* Aim: Reproduce all the entries exactly and keep the pictures out.

begin Extracted entries

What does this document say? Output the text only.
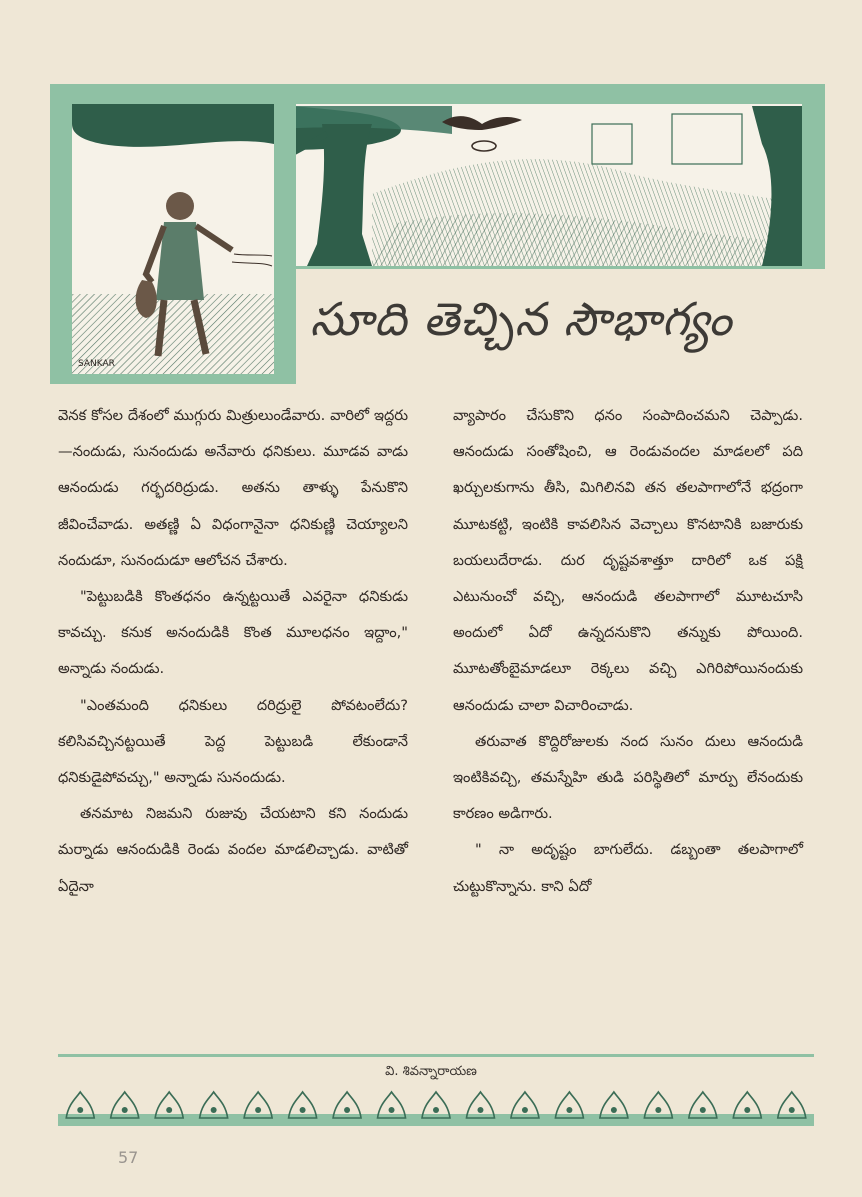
SANKAR
సూది తెచ్చిన సౌభాగ్యం

వెనక కోసల దేశంలో ముగ్గురు మిత్రులుండేవారు. వారిలో ఇద్దరు—నందుడు, సునందుడు అనేవారు ధనికులు. మూడవ వాడు ఆనందుడు గర్భదరిద్రుడు. అతను తాళ్ళు పేనుకొని జీవించేవాడు. అతణ్ణి ఏ విధంగానైనా ధనికుణ్ణి చెయ్యాలని నందుడూ, సునందుడూ ఆలోచన చేశారు.

"పెట్టుబడికి కొంతధనం ఉన్నట్టయితే ఎవరైనా ధనికుడు కావచ్చు. కనుక అనందుడికి కొంత మూలధనం ఇద్దాం," అన్నాడు నందుడు.

"ఎంతమంది ధనికులు దరిద్రులై పోవటంలేదు? కలిసివచ్చినట్టయితే పెద్ద పెట్టుబడి లేకుండానే ధనికుడైపోవచ్చు," అన్నాడు సునందుడు.

తనమాట నిజమని రుజువు చేయటాని కని నందుడు మర్నాడు ఆనందుడికి రెండు వందల మాడలిచ్చాడు. వాటితో ఏదైనా

వ్యాపారం చేసుకొని ధనం సంపాదించమని చెప్పాడు. ఆనందుడు సంతోషించి, ఆ రెండువందల మాడలలో పది ఖర్చులకుగాను తీసి, మిగిలినవి తన తలపాగాలోనే భద్రంగా మూటకట్టి, ఇంటికి కావలిసిన వెచ్చాలు కొనటానికి బజారుకు బయలుదేరాడు. దుర దృష్టవశాత్తూ దారిలో ఒక పక్షి ఎటునుంచో వచ్చి, ఆనందుడి తలపాగాలో మూటచూసి అందులో ఏదో ఉన్నదనుకొని తన్నుకు పోయింది. మూటతోంబైమాడలూ రెక్కలు వచ్చి ఎగిరిపోయినందుకు ఆనందుడు చాలా విచారించాడు.

తరువాత కొద్దిరోజులకు నంద సునం దులు ఆనందుడి ఇంటికివచ్చి, తమస్నేహి తుడి పరిస్థితిలో మార్పు లేనందుకు కారణం అడిగారు.

" నా అదృష్టం బాగులేదు. డబ్బంతా తలపాగాలో చుట్టుకొన్నాను. కాని ఏదో

వి. శివన్నారాయణ
57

end Extracted entries

* Written response:
What does this document say? Output the text only.
SANKAR
సూది తెచ్చిన సౌభాగ్యం

వెనక కోసల దేశంలో ముగ్గురు మిత్రులుండేవారు. వారిలో ఇద్దరు—నందుడు, సునందుడు అనేవారు ధనికులు. మూడవ వాడు ఆనందుడు గర్భదరిద్రుడు. అతను తాళ్ళు పేనుకొని జీవించేవాడు. అతణ్ణి ఏ విధంగానైనా ధనికుణ్ణి చెయ్యాలని నందుడూ, సునందుడూ ఆలోచన చేశారు.

"పెట్టుబడికి కొంతధనం ఉన్నట్టయితే ఎవరైనా ధనికుడు కావచ్చు. కనుక అనందుడికి కొంత మూలధనం ఇద్దాం," అన్నాడు నందుడు.

"ఎంతమంది ధనికులు దరిద్రులై పోవటంలేదు? కలిసివచ్చినట్టయితే పెద్ద పెట్టుబడి లేకుండానే ధనికుడైపోవచ్చు," అన్నాడు సునందుడు.

తనమాట నిజమని రుజువు చేయటాని కని నందుడు మర్నాడు ఆనందుడికి రెండు వందల మాడలిచ్చాడు. వాటితో ఏదైనా

వ్యాపారం చేసుకొని ధనం సంపాదించమని చెప్పాడు. ఆనందుడు సంతోషించి, ఆ రెండువందల మాడలలో పది ఖర్చులకుగాను తీసి, మిగిలినవి తన తలపాగాలోనే భద్రంగా మూటకట్టి, ఇంటికి కావలిసిన వెచ్చాలు కొనటానికి బజారుకు బయలుదేరాడు. దుర దృష్టవశాత్తూ దారిలో ఒక పక్షి ఎటునుంచో వచ్చి, ఆనందుడి తలపాగాలో మూటచూసి అందులో ఏదో ఉన్నదనుకొని తన్నుకు పోయింది. మూటతోంబైమాడలూ రెక్కలు వచ్చి ఎగిరిపోయినందుకు ఆనందుడు చాలా విచారించాడు.

తరువాత కొద్దిరోజులకు నంద సునం దులు ఆనందుడి ఇంటికివచ్చి, తమస్నేహి తుడి పరిస్థితిలో మార్పు లేనందుకు కారణం అడిగారు.

" నా అదృష్టం బాగులేదు. డబ్బంతా తలపాగాలో చుట్టుకొన్నాను. కాని ఏదో

వి. శివన్నారాయణ
57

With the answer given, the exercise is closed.